----- Record extracts
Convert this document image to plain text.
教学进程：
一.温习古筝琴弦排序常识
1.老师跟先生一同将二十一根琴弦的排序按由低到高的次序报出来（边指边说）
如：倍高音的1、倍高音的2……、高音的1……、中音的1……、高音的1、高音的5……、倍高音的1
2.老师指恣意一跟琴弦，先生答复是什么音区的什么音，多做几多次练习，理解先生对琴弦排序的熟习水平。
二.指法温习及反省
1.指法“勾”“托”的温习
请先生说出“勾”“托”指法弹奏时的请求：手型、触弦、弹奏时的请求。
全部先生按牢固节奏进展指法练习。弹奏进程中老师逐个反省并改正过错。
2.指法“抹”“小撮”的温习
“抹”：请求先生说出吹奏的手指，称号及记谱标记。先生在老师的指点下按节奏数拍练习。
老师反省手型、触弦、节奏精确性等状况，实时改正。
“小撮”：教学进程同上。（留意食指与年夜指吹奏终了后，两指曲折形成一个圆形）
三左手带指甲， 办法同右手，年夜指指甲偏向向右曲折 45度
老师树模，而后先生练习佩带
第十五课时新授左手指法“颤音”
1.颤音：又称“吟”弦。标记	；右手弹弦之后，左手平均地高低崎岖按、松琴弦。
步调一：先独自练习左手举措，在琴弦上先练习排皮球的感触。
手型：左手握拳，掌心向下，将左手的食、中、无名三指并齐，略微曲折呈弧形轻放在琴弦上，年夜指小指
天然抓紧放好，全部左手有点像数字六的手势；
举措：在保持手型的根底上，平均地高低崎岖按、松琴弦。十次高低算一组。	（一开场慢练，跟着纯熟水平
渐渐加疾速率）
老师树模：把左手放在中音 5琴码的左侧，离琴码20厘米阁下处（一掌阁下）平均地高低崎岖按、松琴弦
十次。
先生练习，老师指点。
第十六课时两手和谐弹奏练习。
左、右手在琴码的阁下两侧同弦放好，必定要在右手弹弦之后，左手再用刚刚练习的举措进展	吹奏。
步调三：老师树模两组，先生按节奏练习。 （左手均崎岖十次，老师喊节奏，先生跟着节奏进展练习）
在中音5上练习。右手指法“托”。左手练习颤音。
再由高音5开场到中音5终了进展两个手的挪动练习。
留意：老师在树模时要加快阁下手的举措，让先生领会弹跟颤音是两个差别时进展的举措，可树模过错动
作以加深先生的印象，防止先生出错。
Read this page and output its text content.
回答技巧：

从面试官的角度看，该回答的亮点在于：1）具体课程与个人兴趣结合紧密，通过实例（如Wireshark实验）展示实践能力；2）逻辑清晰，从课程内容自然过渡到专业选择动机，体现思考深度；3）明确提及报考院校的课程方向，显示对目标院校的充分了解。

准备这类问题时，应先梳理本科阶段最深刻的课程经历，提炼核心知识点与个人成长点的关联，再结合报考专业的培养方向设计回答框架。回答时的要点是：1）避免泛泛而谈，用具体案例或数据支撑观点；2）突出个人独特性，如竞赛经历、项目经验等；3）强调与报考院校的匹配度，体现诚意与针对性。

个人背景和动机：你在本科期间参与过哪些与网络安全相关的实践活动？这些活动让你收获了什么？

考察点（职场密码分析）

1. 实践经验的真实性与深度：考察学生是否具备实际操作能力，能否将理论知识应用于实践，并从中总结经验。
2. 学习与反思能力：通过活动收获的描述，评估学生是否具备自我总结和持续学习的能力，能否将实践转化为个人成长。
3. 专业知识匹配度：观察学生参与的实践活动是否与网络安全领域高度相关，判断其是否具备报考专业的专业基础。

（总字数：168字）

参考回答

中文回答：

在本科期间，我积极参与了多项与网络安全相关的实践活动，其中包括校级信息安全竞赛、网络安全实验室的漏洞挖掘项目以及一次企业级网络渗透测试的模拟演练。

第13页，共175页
----------
- _Problem statement_
Check each line of the entries for the string "this". Copy the lines that have it.

- _Reply to the exercise_
Convert this document image to plain text.
Read this page and output its text content.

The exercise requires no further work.